Stored items:
# # # #
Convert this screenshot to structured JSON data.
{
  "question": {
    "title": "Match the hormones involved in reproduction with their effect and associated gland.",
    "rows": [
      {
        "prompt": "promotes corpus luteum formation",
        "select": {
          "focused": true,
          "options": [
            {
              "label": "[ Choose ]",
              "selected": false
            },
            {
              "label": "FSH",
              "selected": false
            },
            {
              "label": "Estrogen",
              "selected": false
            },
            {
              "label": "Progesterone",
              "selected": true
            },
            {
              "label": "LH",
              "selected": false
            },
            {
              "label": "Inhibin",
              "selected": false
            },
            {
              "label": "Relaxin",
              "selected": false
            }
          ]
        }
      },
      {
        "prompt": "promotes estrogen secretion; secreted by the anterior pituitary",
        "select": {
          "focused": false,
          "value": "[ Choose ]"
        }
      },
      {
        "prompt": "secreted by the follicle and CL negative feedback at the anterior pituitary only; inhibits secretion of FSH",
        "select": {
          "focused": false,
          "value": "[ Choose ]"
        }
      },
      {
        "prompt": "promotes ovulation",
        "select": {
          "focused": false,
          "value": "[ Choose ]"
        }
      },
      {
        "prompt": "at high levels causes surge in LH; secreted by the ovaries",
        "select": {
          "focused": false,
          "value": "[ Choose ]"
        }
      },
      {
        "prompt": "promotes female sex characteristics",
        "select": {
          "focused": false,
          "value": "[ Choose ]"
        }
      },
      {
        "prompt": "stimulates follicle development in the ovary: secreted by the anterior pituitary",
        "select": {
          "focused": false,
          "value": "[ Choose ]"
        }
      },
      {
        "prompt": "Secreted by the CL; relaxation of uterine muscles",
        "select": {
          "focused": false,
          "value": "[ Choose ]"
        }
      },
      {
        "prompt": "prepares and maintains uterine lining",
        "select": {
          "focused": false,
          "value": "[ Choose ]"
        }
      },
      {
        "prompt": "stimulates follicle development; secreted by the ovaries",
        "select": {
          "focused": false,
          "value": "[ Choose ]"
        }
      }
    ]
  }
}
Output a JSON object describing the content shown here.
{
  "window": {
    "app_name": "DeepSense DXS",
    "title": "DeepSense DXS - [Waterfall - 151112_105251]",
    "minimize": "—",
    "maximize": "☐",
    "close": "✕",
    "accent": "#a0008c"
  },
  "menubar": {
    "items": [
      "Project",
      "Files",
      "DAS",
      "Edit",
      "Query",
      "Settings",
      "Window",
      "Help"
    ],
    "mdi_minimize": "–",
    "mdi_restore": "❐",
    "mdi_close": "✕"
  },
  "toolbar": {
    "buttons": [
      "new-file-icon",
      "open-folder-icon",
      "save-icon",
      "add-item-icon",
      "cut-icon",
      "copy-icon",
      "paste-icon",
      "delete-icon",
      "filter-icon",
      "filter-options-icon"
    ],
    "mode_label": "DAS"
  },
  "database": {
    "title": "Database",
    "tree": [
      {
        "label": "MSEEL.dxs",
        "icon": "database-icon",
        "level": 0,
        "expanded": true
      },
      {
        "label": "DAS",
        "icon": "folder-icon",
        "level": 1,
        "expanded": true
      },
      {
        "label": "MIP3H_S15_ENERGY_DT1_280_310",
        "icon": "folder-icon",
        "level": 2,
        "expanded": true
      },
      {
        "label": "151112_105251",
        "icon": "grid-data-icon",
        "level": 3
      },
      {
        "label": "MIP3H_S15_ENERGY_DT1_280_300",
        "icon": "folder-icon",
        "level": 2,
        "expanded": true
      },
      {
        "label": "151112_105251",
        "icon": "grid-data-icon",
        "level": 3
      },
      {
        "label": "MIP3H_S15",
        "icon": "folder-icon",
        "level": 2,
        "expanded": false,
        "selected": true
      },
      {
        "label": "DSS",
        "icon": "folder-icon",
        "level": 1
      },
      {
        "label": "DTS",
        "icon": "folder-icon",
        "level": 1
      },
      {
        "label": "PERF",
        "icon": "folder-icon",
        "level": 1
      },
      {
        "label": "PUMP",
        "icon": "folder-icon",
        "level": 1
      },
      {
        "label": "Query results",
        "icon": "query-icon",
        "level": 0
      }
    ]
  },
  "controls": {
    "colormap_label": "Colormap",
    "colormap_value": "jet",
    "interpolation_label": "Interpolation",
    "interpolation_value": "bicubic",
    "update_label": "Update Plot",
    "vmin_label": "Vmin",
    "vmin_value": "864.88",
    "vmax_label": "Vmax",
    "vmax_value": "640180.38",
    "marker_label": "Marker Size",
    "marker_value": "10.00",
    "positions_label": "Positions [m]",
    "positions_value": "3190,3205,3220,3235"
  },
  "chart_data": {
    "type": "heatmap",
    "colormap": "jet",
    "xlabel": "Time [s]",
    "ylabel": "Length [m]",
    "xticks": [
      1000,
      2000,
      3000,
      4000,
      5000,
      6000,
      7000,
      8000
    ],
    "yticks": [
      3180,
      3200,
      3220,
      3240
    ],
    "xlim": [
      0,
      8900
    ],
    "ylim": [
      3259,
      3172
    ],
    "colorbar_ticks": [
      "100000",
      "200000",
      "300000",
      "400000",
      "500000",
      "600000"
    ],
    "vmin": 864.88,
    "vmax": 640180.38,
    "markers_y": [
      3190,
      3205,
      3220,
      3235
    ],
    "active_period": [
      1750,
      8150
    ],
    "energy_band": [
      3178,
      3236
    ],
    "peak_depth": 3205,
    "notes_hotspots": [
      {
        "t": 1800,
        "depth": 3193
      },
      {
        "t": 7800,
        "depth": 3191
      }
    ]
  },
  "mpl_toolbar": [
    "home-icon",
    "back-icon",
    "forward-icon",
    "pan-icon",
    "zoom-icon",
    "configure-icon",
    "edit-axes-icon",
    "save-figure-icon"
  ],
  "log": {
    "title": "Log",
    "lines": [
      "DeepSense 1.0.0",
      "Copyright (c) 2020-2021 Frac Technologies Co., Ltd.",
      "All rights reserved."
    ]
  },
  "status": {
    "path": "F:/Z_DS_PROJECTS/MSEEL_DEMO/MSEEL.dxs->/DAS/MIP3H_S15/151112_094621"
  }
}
# # # #
**Instruction:**
Reproduce the material exactly, with every line intact.

**Answer:**
Convert this screenshot to structured JSON data.
{
  "question": {
    "title": "Match the hormones involved in reproduction with their effect and associated gland.",
    "rows": [
      {
        "prompt": "promotes corpus luteum formation",
        "select": {
          "focused": true,
          "options": [
            {
              "label": "[ Choose ]",
              "selected": false
            },
            {
              "label": "FSH",
              "selected": false
            },
            {
              "label": "Estrogen",
              "selected": false
            },
            {
              "label": "Progesterone",
              "selected": true
            },
            {
              "label": "LH",
              "selected": false
            },
            {
              "label": "Inhibin",
              "selected": false
            },
            {
              "label": "Relaxin",
              "selected": false
            }
          ]
        }
      },
      {
        "prompt": "promotes estrogen secretion; secreted by the anterior pituitary",
        "select": {
          "focused": false,
          "value": "[ Choose ]"
        }
      },
      {
        "prompt": "secreted by the follicle and CL negative feedback at the anterior pituitary only; inhibits secretion of FSH",
        "select": {
          "focused": false,
          "value": "[ Choose ]"
        }
      },
      {
        "prompt": "promotes ovulation",
        "select": {
          "focused": false,
          "value": "[ Choose ]"
        }
      },
      {
        "prompt": "at high levels causes surge in LH; secreted by the ovaries",
        "select": {
          "focused": false,
          "value": "[ Choose ]"
        }
      },
      {
        "prompt": "promotes female sex characteristics",
        "select": {
          "focused": false,
          "value": "[ Choose ]"
        }
      },
      {
        "prompt": "stimulates follicle development in the ovary: secreted by the anterior pituitary",
        "select": {
          "focused": false,
          "value": "[ Choose ]"
        }
      },
      {
        "prompt": "Secreted by the CL; relaxation of uterine muscles",
        "select": {
          "focused": false,
          "value": "[ Choose ]"
        }
      },
      {
        "prompt": "prepares and maintains uterine lining",
        "select": {
          "focused": false,
          "value": "[ Choose ]"
        }
      },
      {
        "prompt": "stimulates follicle development; secreted by the ovaries",
        "select": {
          "focused": false,
          "value": "[ Choose ]"
        }
      }
    ]
  }
}
Output a JSON object describing the content shown here.
{
  "window": {
    "app_name": "DeepSense DXS",
    "title": "DeepSense DXS - [Waterfall - 151112_105251]",
    "minimize": "—",
    "maximize": "☐",
    "close": "✕",
    "accent": "#a0008c"
  },
  "menubar": {
    "items": [
      "Project",
      "Files",
      "DAS",
      "Edit",
      "Query",
      "Settings",
      "Window",
      "Help"
    ],
    "mdi_minimize": "–",
    "mdi_restore": "❐",
    "mdi_close": "✕"
  },
  "toolbar": {
    "buttons": [
      "new-file-icon",
      "open-folder-icon",
      "save-icon",
      "add-item-icon",
      "cut-icon",
      "copy-icon",
      "paste-icon",
      "delete-icon",
      "filter-icon",
      "filter-options-icon"
    ],
    "mode_label": "DAS"
  },
  "database": {
    "title": "Database",
    "tree": [
      {
        "label": "MSEEL.dxs",
        "icon": "database-icon",
        "level": 0,
        "expanded": true
      },
      {
        "label": "DAS",
        "icon": "folder-icon",
        "level": 1,
        "expanded": true
      },
      {
        "label": "MIP3H_S15_ENERGY_DT1_280_310",
        "icon": "folder-icon",
        "level": 2,
        "expanded": true
      },
      {
        "label": "151112_105251",
        "icon": "grid-data-icon",
        "level": 3
      },
      {
        "label": "MIP3H_S15_ENERGY_DT1_280_300",
        "icon": "folder-icon",
        "level": 2,
        "expanded": true
      },
      {
        "label": "151112_105251",
        "icon": "grid-data-icon",
        "level": 3
      },
      {
        "label": "MIP3H_S15",
        "icon": "folder-icon",
        "level": 2,
        "expanded": false,
        "selected": true
      },
      {
        "label": "DSS",
        "icon": "folder-icon",
        "level": 1
      },
      {
        "label": "DTS",
        "icon": "folder-icon",
        "level": 1
      },
      {
        "label": "PERF",
        "icon": "folder-icon",
        "level": 1
      },
      {
        "label": "PUMP",
        "icon": "folder-icon",
        "level": 1
      },
      {
        "label": "Query results",
        "icon": "query-icon",
        "level": 0
      }
    ]
  },
  "controls": {
    "colormap_label": "Colormap",
    "colormap_value": "jet",
    "interpolation_label": "Interpolation",
    "interpolation_value": "bicubic",
    "update_label": "Update Plot",
    "vmin_label": "Vmin",
    "vmin_value": "864.88",
    "vmax_label": "Vmax",
    "vmax_value": "640180.38",
    "marker_label": "Marker Size",
    "marker_value": "10.00",
    "positions_label": "Positions [m]",
    "positions_value": "3190,3205,3220,3235"
  },
  "chart_data": {
    "type": "heatmap",
    "colormap": "jet",
    "xlabel": "Time [s]",
    "ylabel": "Length [m]",
    "xticks": [
      1000,
      2000,
      3000,
      4000,
      5000,
      6000,
      7000,
      8000
    ],
    "yticks": [
      3180,
      3200,
      3220,
      3240
    ],
    "xlim": [
      0,
      8900
    ],
    "ylim": [
      3259,
      3172
    ],
    "colorbar_ticks": [
      "100000",
      "200000",
      "300000",
      "400000",
      "500000",
      "600000"
    ],
    "vmin": 864.88,
    "vmax": 640180.38,
    "markers_y": [
      3190,
      3205,
      3220,
      3235
    ],
    "active_period": [
      1750,
      8150
    ],
    "energy_band": [
      3178,
      3236
    ],
    "peak_depth": 3205,
    "notes_hotspots": [
      {
        "t": 1800,
        "depth": 3193
      },
      {
        "t": 7800,
        "depth": 3191
      }
    ]
  },
  "mpl_toolbar": [
    "home-icon",
    "back-icon",
    "forward-icon",
    "pan-icon",
    "zoom-icon",
    "configure-icon",
    "edit-axes-icon",
    "save-figure-icon"
  ],
  "log": {
    "title": "Log",
    "lines": [
      "DeepSense 1.0.0",
      "Copyright (c) 2020-2021 Frac Technologies Co., Ltd.",
      "All rights reserved."
    ]
  },
  "status": {
    "path": "F:/Z_DS_PROJECTS/MSEEL_DEMO/MSEEL.dxs->/DAS/MIP3H_S15/151112_094621"
  }
}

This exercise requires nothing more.